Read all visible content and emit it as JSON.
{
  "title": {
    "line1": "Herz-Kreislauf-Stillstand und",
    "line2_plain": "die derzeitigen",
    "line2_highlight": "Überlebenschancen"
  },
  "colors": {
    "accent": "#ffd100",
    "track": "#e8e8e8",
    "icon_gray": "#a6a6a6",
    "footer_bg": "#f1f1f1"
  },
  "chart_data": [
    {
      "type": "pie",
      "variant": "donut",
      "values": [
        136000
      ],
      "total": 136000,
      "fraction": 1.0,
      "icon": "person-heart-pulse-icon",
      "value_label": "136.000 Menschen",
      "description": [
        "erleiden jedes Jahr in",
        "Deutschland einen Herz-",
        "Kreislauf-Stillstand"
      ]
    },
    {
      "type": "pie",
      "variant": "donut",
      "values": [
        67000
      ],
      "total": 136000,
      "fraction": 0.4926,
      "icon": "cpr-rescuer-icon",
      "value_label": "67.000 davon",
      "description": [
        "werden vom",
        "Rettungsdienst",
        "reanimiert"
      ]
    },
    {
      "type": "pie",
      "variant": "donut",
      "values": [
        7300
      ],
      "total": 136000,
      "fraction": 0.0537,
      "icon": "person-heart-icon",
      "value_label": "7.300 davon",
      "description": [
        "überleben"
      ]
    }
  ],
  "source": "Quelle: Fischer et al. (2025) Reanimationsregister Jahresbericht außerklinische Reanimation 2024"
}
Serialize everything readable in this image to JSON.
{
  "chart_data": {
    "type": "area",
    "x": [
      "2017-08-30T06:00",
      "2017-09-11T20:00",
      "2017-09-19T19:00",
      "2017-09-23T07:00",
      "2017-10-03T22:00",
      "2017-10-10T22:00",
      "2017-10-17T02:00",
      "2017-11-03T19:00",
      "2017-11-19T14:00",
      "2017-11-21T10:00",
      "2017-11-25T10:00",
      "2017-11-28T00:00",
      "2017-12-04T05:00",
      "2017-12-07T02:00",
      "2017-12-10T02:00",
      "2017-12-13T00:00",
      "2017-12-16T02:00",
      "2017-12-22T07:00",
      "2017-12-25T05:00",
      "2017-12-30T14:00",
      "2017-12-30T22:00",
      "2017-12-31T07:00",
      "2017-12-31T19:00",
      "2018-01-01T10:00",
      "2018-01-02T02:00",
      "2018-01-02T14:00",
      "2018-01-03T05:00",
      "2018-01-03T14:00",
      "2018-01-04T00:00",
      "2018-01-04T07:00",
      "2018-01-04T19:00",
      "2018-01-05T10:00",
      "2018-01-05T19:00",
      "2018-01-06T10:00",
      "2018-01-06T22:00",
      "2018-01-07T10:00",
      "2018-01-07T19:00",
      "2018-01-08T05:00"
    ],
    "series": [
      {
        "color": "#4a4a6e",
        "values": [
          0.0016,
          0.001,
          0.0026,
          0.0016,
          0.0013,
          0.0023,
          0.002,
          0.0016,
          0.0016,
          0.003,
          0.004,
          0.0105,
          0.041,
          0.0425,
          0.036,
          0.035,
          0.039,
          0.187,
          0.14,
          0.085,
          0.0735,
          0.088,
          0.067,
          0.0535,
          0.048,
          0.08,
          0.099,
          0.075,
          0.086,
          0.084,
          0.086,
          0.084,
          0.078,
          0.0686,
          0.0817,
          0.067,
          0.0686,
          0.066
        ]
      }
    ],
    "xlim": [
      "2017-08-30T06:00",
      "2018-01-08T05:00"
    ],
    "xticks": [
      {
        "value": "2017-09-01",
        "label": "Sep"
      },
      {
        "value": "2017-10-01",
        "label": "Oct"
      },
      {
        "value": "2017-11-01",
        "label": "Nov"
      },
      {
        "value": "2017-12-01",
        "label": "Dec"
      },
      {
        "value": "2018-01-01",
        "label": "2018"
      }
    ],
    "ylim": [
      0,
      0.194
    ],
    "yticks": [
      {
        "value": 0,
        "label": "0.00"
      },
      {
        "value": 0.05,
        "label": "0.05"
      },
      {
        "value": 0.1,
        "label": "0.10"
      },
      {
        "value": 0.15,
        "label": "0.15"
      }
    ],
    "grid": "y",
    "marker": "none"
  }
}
════════════════
Problem description: Every entry above should be retyped exactly as shown.

Solution to this problem:
Read all visible content and emit it as JSON.
{
  "title": {
    "line1": "Herz-Kreislauf-Stillstand und",
    "line2_plain": "die derzeitigen",
    "line2_highlight": "Überlebenschancen"
  },
  "colors": {
    "accent": "#ffd100",
    "track": "#e8e8e8",
    "icon_gray": "#a6a6a6",
    "footer_bg": "#f1f1f1"
  },
  "chart_data": [
    {
      "type": "pie",
      "variant": "donut",
      "values": [
        136000
      ],
      "total": 136000,
      "fraction": 1.0,
      "icon": "person-heart-pulse-icon",
      "value_label": "136.000 Menschen",
      "description": [
        "erleiden jedes Jahr in",
        "Deutschland einen Herz-",
        "Kreislauf-Stillstand"
      ]
    },
    {
      "type": "pie",
      "variant": "donut",
      "values": [
        67000
      ],
      "total": 136000,
      "fraction": 0.4926,
      "icon": "cpr-rescuer-icon",
      "value_label": "67.000 davon",
      "description": [
        "werden vom",
        "Rettungsdienst",
        "reanimiert"
      ]
    },
    {
      "type": "pie",
      "variant": "donut",
      "values": [
        7300
      ],
      "total": 136000,
      "fraction": 0.0537,
      "icon": "person-heart-icon",
      "value_label": "7.300 davon",
      "description": [
        "überleben"
      ]
    }
  ],
  "source": "Quelle: Fischer et al. (2025) Reanimationsregister Jahresbericht außerklinische Reanimation 2024"
}
Serialize everything readable in this image to JSON.
{
  "chart_data": {
    "type": "area",
    "x": [
      "2017-08-30T06:00",
      "2017-09-11T20:00",
      "2017-09-19T19:00",
      "2017-09-23T07:00",
      "2017-10-03T22:00",
      "2017-10-10T22:00",
      "2017-10-17T02:00",
      "2017-11-03T19:00",
      "2017-11-19T14:00",
      "2017-11-21T10:00",
      "2017-11-25T10:00",
      "2017-11-28T00:00",
      "2017-12-04T05:00",
      "2017-12-07T02:00",
      "2017-12-10T02:00",
      "2017-12-13T00:00",
      "2017-12-16T02:00",
      "2017-12-22T07:00",
      "2017-12-25T05:00",
      "2017-12-30T14:00",
      "2017-12-30T22:00",
      "2017-12-31T07:00",
      "2017-12-31T19:00",
      "2018-01-01T10:00",
      "2018-01-02T02:00",
      "2018-01-02T14:00",
      "2018-01-03T05:00",
      "2018-01-03T14:00",
      "2018-01-04T00:00",
      "2018-01-04T07:00",
      "2018-01-04T19:00",
      "2018-01-05T10:00",
      "2018-01-05T19:00",
      "2018-01-06T10:00",
      "2018-01-06T22:00",
      "2018-01-07T10:00",
      "2018-01-07T19:00",
      "2018-01-08T05:00"
    ],
    "series": [
      {
        "color": "#4a4a6e",
        "values": [
          0.0016,
          0.001,
          0.0026,
          0.0016,
          0.0013,
          0.0023,
          0.002,
          0.0016,
          0.0016,
          0.003,
          0.004,
          0.0105,
          0.041,
          0.0425,
          0.036,
          0.035,
          0.039,
          0.187,
          0.14,
          0.085,
          0.0735,
          0.088,
          0.067,
          0.0535,
          0.048,
          0.08,
          0.099,
          0.075,
          0.086,
          0.084,
          0.086,
          0.084,
          0.078,
          0.0686,
          0.0817,
          0.067,
          0.0686,
          0.066
        ]
      }
    ],
    "xlim": [
      "2017-08-30T06:00",
      "2018-01-08T05:00"
    ],
    "xticks": [
      {
        "value": "2017-09-01",
        "label": "Sep"
      },
      {
        "value": "2017-10-01",
        "label": "Oct"
      },
      {
        "value": "2017-11-01",
        "label": "Nov"
      },
      {
        "value": "2017-12-01",
        "label": "Dec"
      },
      {
        "value": "2018-01-01",
        "label": "2018"
      }
    ],
    "ylim": [
      0,
      0.194
    ],
    "yticks": [
      {
        "value": 0,
        "label": "0.00"
      },
      {
        "value": 0.05,
        "label": "0.05"
      },
      {
        "value": 0.1,
        "label": "0.10"
      },
      {
        "value": 0.15,
        "label": "0.15"
      }
    ],
    "grid": "y",
    "marker": "none"
  }
}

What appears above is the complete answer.